Text section:
========================================================================
We looked for ways to try to influence Japan by focusing attention on its economic problems, both publicly and privately. Privately, we stressed the need for action in our bilateral talks with Japan, coordinating our message at all levels of government, including, on occasion, presidential involvement. In multilateral sessions, especially of the G-7, other countries and the IMF could also weigh in. In the midst of the Asian crisis, I remember a G-7 meeting in London where Alan Greenspan was very effective in getting the highly respected German central bank president, Hans Tietmeyer, to join with us in expressing these concerns to Japan.

Publicly, I spoke rather bluntly about the problems in Japan. Such comments always raised touchy diplomatic issues. Japan was our close ally and tended to be acutely sensitive to criticism. But as time went on, I thought that the effort to make an impact through public comment was more and more appropriate because the country's political leadership seemed to be in a state of denial and Japan's economic recovery was increasingly important to the entire global economy. I recognized this kind of paralysis from my Goldman Sachs days. The attitude of much of Japan's political establishment seemed to be that of a trader praying over his weakening positions, when what he needed to do was to reevaluate them unsentimentally and make whatever changes made sense.

Inside the administration, we had many debates about what to do. Like almost everyone else on Clinton's team, I was something of a policy hawk on Japan, but Al Gore was even more so. We had one meeting in the Cabinet Room where we were talking about how to get through to the Japanese about fixing their economy. The Vice President, who was sitting across from Clinton, got very emphatic. He said to the President, “We've got to find some way to get their attention, to exert some pressure on them.” Gore proposed a comprehensive strategy to influence broader attitudes in Japan that would involve flying American opinion leaders to Tokyo to speak publicly about the importance of the country getting back on track. Gore may have been trying to make more of a point than a serious suggestion, but it illustrated the frustration we felt when a First World ally's poor economic policies threatened to harm all of us.

One episode that remains vivid in my mind dates from April 1997, when Ryutaro Hashimoto came to Washington to meet with President Clinton for the first time as Prime Minister. Larry and I briefed the President for the meeting and reminded him how important it was for Japan to face its problems. I don't think Clinton particularly relished the prospect of hectoring the Japanese Prime Minister. But he understood the importance of pushing, and he pushed. Hashimoto had anticipated having to face this issue with Clinton. When the President brought up the economy, the Prime Minister took out charts he had brought with him that purportedly showed that Japan was on the verge of turning itself around. He said that it was going to start growing again. Hashimoto complained that “Rubin and Summers”—both of whom were sitting there in the meeting—were saying all these things publicly, but they were entirely wrong.
========================================================================
Source material:
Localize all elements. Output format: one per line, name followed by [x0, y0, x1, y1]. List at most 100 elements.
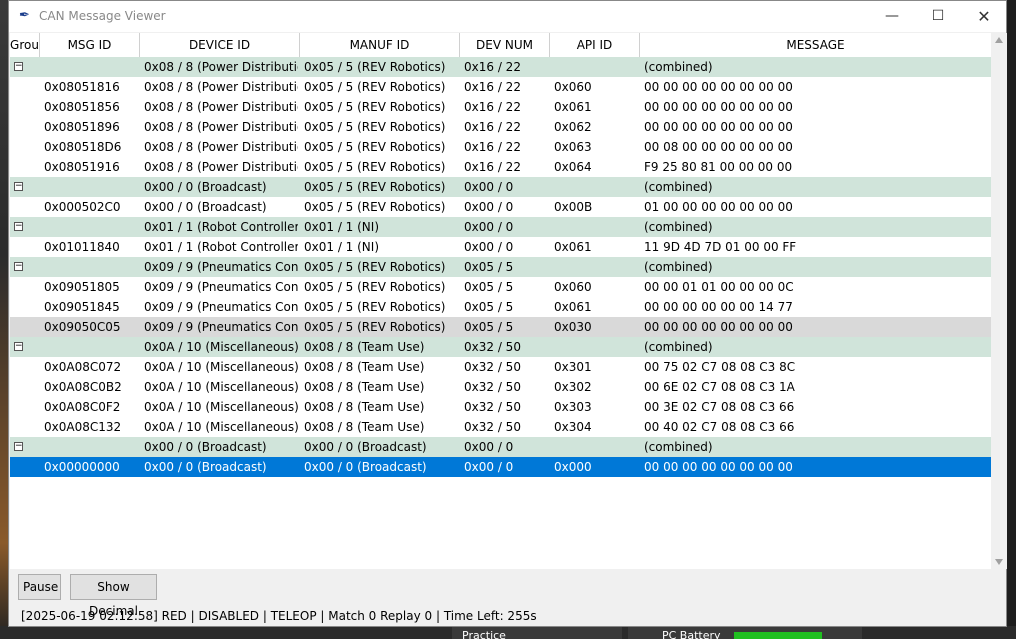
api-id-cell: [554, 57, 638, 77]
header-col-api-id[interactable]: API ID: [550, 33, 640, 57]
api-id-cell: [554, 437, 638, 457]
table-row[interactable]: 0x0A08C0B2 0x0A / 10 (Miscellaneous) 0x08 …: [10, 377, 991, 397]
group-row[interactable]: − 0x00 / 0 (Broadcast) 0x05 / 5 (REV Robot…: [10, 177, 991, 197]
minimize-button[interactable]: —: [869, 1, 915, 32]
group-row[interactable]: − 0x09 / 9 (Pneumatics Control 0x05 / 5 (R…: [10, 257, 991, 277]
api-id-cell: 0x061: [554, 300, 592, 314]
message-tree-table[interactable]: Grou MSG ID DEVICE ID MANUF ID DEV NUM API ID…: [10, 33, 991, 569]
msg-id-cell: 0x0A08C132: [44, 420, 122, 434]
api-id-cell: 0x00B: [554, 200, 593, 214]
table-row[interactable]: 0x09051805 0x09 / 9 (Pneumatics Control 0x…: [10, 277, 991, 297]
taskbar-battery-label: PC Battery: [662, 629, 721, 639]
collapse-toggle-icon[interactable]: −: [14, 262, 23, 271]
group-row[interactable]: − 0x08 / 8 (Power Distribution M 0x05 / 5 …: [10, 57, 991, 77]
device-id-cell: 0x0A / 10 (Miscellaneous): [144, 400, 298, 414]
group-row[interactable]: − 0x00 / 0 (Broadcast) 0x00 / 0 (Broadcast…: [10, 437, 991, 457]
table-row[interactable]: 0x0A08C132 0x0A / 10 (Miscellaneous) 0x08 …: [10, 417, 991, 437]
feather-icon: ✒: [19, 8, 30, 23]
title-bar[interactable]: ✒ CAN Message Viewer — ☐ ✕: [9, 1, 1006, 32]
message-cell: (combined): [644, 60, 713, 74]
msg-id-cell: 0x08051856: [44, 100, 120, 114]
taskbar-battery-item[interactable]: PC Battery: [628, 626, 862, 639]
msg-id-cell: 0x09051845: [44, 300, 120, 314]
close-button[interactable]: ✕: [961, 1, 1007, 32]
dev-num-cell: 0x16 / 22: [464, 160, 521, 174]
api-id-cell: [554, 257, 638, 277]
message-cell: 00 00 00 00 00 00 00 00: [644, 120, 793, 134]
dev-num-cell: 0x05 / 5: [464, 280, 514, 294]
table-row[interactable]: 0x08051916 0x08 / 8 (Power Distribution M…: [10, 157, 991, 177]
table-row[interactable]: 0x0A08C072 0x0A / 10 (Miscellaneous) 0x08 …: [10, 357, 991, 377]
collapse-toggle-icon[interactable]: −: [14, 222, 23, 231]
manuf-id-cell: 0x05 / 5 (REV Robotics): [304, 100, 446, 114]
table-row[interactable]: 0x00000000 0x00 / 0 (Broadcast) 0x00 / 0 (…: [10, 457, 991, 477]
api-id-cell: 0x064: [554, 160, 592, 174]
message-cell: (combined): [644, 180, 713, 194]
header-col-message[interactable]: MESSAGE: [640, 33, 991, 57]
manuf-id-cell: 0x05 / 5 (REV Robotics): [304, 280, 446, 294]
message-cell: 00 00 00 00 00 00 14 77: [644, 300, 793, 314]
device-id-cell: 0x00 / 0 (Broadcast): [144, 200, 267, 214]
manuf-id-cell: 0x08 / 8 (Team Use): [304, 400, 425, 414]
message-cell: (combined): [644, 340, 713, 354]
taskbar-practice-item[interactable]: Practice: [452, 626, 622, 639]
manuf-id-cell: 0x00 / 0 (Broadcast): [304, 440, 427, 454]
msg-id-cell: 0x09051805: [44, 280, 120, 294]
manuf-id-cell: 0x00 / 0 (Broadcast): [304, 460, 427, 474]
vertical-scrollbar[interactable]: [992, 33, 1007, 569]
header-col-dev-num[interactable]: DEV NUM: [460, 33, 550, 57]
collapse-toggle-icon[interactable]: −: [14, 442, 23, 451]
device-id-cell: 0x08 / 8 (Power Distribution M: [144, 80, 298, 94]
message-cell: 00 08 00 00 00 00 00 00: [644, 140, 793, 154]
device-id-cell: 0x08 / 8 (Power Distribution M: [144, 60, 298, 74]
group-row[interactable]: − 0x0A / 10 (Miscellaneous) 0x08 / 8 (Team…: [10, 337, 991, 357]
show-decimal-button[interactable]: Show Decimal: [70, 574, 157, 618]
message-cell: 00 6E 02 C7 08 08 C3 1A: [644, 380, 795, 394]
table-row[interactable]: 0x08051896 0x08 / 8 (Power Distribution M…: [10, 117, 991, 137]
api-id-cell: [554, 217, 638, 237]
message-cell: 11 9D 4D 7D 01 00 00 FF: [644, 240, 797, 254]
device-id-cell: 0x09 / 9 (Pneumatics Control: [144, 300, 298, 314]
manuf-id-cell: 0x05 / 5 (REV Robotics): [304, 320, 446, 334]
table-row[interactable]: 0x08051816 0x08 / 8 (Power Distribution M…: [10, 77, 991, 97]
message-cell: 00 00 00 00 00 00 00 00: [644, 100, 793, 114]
========================================================================
Task requirements:
A) Present the rows, from the line containing "api-id-cell: [554, 57, 638, 77]" up to and including the line containing "table-row[interactable]: 0x0A08C0B2 0x0A", as a Markdown table with the columns No. and Line, leaving out any blank lines.
B) Write the next part of the passage about U.S. pressure on Japan over its economy, picking up right after its last sentence.

Responses for each task:
A)
| No. | Line |
|---|---|
| 1 | api-id-cell: [554, 57, 638, 77] |
| 2 | header-col-api-id[interactable]: API ID: [550, 33, 640, 57] |
| 3 | api-id-cell: [554, 437, 638, 457] |
| 4 | table-row[interactable]: 0x0A08C0B2 0x0A / 10 (Miscellaneous) 0x08 …: [10, 377, 991, 397] |

B)
The world did eventually work its way through the global economic crisis without Japan recovering. But I still think we were correct that Japan's weakness made recovery more difficult and increased the risk of further instability in Asia. And Japan's weakness contrasted with China's role in contributing to stability. Had China made different choices at a moment when Japan's economy was so weak, the combined effect of the two on the region could have been very damaging. At that time, China was neither the leading export market nor a major lender to the rest of the region. It was, however, a competitor in exports, and some in the Chinese government seemed to feel that devaluing the renminbi would serve China's interests by making its exports cheaper. But doing so could have set off a new round of competitive devaluations throughout the region. Several times, in meetings with President Clinton, with others in the administration, or with me, President Jiang Zemin and Premier Zhu Rongji underscored the firmness of their commitment not to devalue the Chinese currency. And they never did.

Those meetings left me with some impressions about China that have continued to inform my view. Its leaders were tough, independent-minded, and unresponsive to pressure. Rightly or wrongly, I also had the sense that Chinese officials took a great deal of satisfaction in being seen by the United States and the world as playing a constructive role in contrast to Japan. But while China's nationalistic pride seems to me to have contributed to a constructive economic stance during the Asian financial crisis, I don't think international pressure would have been effective had the country's leaders been differently inclined. Early on in the administration, Clinton argued that instead of trying to pressure China by linking access to U.S. markets to its human rights progress, we should instead have a strategy of engaging China in the international economy through trade policy. The President supported his argument by citing the historic example of the Sino-Soviet split. China had refused Russia's demands when China was weak, Clinton said, and would be even less likely to respond to American pressure now that it was much stronger.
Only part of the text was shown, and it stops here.